_Objective:_ Every line with the string "特罗姆瑟" should be gathered.

_Records for the exercise:_

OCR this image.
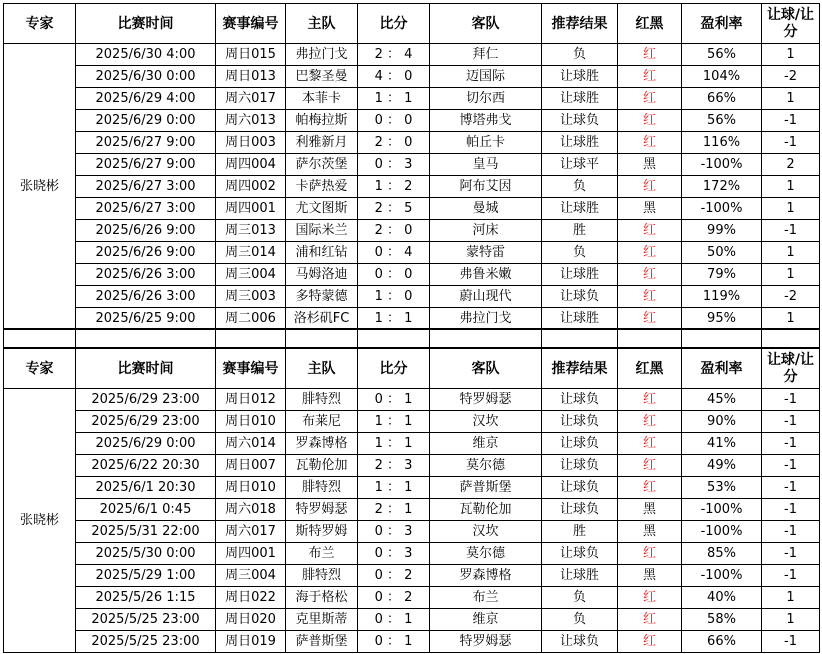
专家	比赛时间	赛事编号	主队	比分	客队	推荐结果	红黑	盈利率	让球/让分
张晓彬	2025/6/30 4:00	周日015	弗拉门戈	2 ： 4	拜仁	负	红	56%	1
	2025/6/30 0:00	周日013	巴黎圣曼	4 ： 0	迈国际	让球胜	红	104%	-2
	2025/6/29 4:00	周六017	本菲卡	1 ： 1	切尔西	让球胜	红	66%	1
	2025/6/29 0:00	周六013	帕梅拉斯	0 ： 0	博塔弗戈	让球负	红	56%	-1
	2025/6/27 9:00	周日003	利雅新月	2 ： 0	帕丘卡	让球胜	红	116%	-1
	2025/6/27 9:00	周四004	萨尔茨堡	0 ： 3	皇马	让球平	黑	-100%	2
	2025/6/27 3:00	周四002	卡萨热爱	1 ： 2	阿布艾因	负	红	172%	1
	2025/6/27 3:00	周四001	尤文图斯	2 ： 5	曼城	让球胜	黑	-100%	1
	2025/6/26 9:00	周三013	国际米兰	2 ： 0	河床	胜	红	99%	-1
	2025/6/26 9:00	周三014	浦和红钻	0 ： 4	蒙特雷	负	红	50%	1
	2025/6/26 3:00	周三004	马姆洛迪	0 ： 0	弗鲁米嫩	让球胜	红	79%	1
	2025/6/26 3:00	周三003	多特蒙德	1 ： 0	蔚山现代	让球负	红	119%	-2
	2025/6/25 9:00	周二006	洛杉矶FC	1 ： 1	弗拉门戈	让球胜	红	95%	1

专家	比赛时间	赛事编号	主队	比分	客队	推荐结果	红黑	盈利率	让球/让分
张晓彬	2025/6/29 23:00	周日012	腓特烈	0 ： 1	特罗姆瑟	让球负	红	45%	-1
	2025/6/29 23:00	周日010	布莱尼	1 ： 1	汉坎	让球负	红	90%	-1
	2025/6/29 0:00	周六014	罗森博格	1 ： 1	维京	让球负	红	41%	-1
	2025/6/22 20:30	周日007	瓦勒伦加	2 ： 3	莫尔德	让球负	红	49%	-1
	2025/6/1 20:30	周日010	腓特烈	1 ： 1	萨普斯堡	让球负	红	53%	-1
	2025/6/1 0:45	周六018	特罗姆瑟	2 ： 1	瓦勒伦加	让球负	黑	-100%	-1
	2025/5/31 22:00	周六017	斯特罗姆	0 ： 3	汉坎	胜	黑	-100%	-1
	2025/5/30 0:00	周四001	布兰	0 ： 3	莫尔德	让球负	红	85%	-1
	2025/5/29 1:00	周三004	腓特烈	0 ： 2	罗森博格	让球胜	黑	-100%	-1
	2025/5/26 1:15	周日022	海于格松	0 ： 2	布兰	负	红	40%	1
	2025/5/25 23:00	周日020	克里斯蒂	0 ： 1	维京	负	红	58%	1
	2025/5/25 23:00	周日019	萨普斯堡	0 ： 1	特罗姆瑟	让球负	红	66%	-1
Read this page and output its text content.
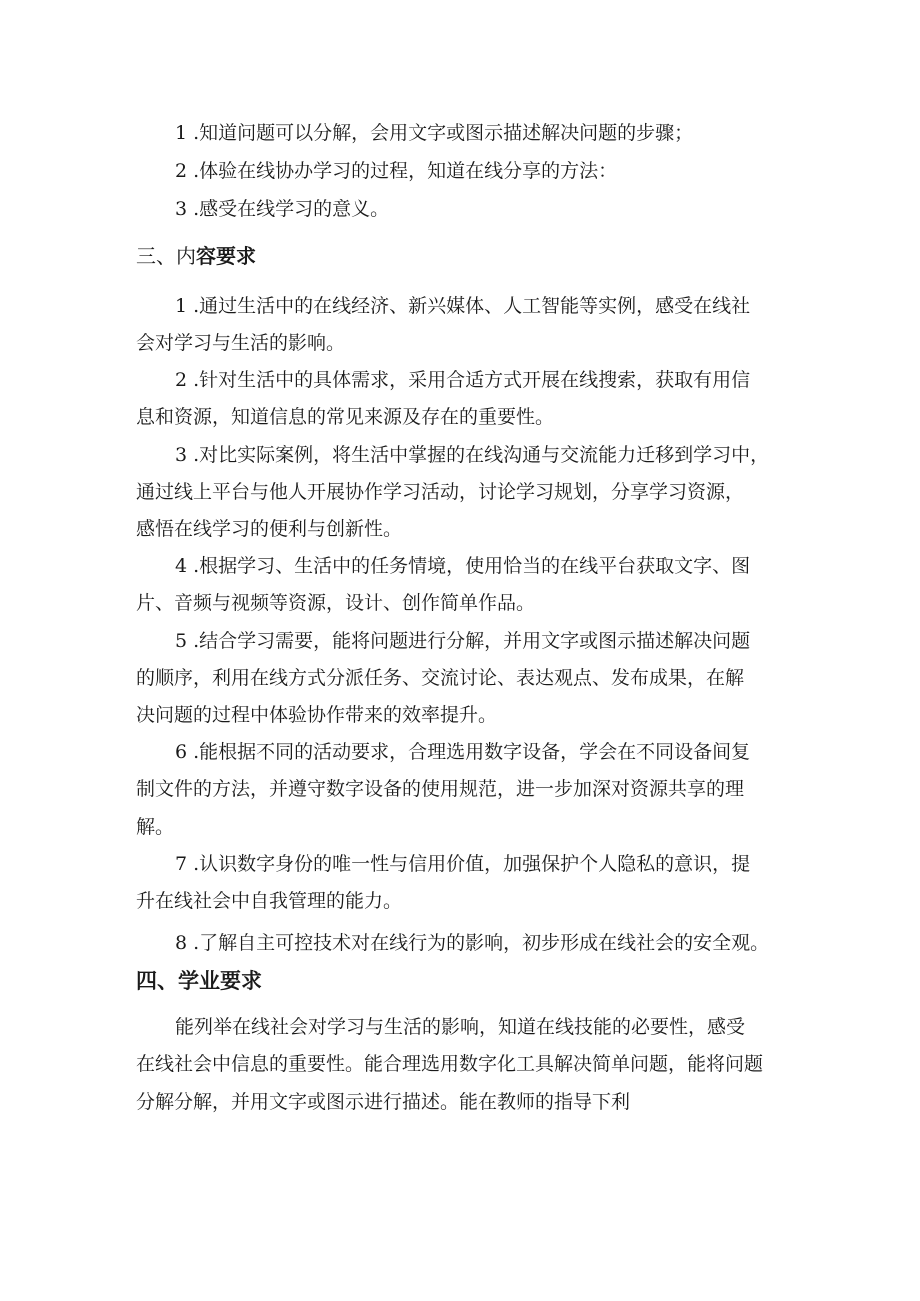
1 .知道问题可以分解，会用文字或图示描述解决问题的步骤；
2 .体验在线协办学习的过程，知道在线分享的方法：
3 .感受在线学习的意义。
三、内容要求
1 .通过生活中的在线经济、新兴媒体、人工智能等实例，感受在线社
会对学习与生活的影响。
2 .针对生活中的具体需求，采用合适方式开展在线搜索，获取有用信
息和资源，知道信息的常见来源及存在的重要性。
3 .对比实际案例，将生活中掌握的在线沟通与交流能力迁移到学习中，
通过线上平台与他人开展协作学习活动，讨论学习规划，分享学习资源，
感悟在线学习的便利与创新性。
4 .根据学习、生活中的任务情境，使用恰当的在线平台获取文字、图
片、音频与视频等资源，设计、创作简单作品。
5 .结合学习需要，能将问题进行分解，并用文字或图示描述解决问题
的顺序，利用在线方式分派任务、交流讨论、表达观点、发布成果，在解
决问题的过程中体验协作带来的效率提升。
6 .能根据不同的活动要求，合理选用数字设备，学会在不同设备间复
制文件的方法，并遵守数字设备的使用规范，进一步加深对资源共享的理
解。
7 .认识数字身份的唯一性与信用价值，加强保护个人隐私的意识，提
升在线社会中自我管理的能力。
8 .了解自主可控技术对在线行为的影响，初步形成在线社会的安全观。
四、学业要求
能列举在线社会对学习与生活的影响，知道在线技能的必要性，感受
在线社会中信息的重要性。能合理选用数字化工具解决简单问题，能将问题
分解分解，并用文字或图示进行描述。能在教师的指导下利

_The completed task:_
张晓彬	2025/6/29 23:00	周日012	腓特烈	0 ： 1	特罗姆瑟	让球负	红	45%	-1
	2025/6/1 0:45	周六018	特罗姆瑟	2 ： 1	瓦勒伦加	让球负	黑	-100%	-1
	2025/5/25 23:00	周日019	萨普斯堡	0 ： 1	特罗姆瑟	让球负	红	66%	-1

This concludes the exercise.